## [Given problem]
Copy every line of the data in which the word "currentRecord" occurs.

## [Given data]
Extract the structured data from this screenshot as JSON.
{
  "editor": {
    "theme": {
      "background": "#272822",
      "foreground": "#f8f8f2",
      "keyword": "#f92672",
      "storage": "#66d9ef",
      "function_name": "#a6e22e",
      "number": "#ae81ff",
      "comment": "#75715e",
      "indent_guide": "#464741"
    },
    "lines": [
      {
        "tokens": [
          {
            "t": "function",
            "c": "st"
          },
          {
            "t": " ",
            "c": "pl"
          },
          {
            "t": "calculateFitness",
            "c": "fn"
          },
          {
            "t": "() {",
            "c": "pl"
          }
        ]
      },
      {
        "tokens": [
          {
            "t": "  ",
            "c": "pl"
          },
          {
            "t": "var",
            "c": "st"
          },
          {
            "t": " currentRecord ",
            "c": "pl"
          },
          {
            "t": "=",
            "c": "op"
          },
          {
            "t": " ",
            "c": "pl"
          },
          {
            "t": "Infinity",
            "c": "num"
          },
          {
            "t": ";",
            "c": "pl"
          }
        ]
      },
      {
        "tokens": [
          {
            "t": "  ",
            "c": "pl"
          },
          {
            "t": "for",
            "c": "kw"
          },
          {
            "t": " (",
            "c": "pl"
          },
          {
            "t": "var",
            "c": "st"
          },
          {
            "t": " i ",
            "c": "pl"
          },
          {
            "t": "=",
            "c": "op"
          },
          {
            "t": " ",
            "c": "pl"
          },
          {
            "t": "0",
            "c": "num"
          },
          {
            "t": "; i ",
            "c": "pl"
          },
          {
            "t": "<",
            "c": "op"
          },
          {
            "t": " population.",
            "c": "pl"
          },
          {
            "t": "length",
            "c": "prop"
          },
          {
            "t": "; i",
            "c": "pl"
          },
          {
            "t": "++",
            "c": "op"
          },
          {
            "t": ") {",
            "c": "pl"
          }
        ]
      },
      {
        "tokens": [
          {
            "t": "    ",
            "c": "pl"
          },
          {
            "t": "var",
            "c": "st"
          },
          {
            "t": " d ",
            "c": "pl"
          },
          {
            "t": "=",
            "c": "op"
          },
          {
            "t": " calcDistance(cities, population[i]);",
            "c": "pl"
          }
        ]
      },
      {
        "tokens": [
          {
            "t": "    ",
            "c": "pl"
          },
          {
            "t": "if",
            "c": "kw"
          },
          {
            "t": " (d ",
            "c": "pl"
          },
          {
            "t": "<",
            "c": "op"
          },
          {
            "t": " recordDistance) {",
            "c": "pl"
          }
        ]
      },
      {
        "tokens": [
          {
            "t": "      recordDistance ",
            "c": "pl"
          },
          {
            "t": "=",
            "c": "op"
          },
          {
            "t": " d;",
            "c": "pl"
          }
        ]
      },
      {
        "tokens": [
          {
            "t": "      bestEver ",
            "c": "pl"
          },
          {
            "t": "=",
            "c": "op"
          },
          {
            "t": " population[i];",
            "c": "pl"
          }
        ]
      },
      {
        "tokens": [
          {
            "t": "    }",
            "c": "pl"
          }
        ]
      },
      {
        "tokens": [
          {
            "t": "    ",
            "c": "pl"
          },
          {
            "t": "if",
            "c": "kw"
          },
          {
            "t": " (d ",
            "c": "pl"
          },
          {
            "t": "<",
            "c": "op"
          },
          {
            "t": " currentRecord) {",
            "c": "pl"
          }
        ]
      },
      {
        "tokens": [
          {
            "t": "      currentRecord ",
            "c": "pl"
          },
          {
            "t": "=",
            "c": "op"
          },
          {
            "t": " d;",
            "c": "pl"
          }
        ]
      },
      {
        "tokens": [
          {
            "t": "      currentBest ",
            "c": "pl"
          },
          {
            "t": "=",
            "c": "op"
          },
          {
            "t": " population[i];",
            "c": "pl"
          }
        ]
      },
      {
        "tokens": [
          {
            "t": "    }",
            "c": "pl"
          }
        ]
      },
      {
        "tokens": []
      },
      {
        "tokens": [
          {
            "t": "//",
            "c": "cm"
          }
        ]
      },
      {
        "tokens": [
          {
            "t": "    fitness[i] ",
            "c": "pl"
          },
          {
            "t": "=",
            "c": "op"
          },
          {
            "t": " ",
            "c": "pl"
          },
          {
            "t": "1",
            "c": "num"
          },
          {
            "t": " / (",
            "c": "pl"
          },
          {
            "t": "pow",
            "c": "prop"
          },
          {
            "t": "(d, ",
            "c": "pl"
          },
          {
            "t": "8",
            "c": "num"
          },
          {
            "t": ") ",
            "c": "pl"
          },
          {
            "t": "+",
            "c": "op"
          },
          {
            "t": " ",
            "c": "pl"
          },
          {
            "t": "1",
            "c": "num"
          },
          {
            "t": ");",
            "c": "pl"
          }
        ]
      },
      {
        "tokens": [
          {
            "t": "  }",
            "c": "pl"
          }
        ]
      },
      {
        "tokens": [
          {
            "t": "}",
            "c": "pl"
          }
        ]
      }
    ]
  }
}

## [Answer]
            "t": " currentRecord ",
            "t": " currentRecord) {",
            "t": "      currentRecord ",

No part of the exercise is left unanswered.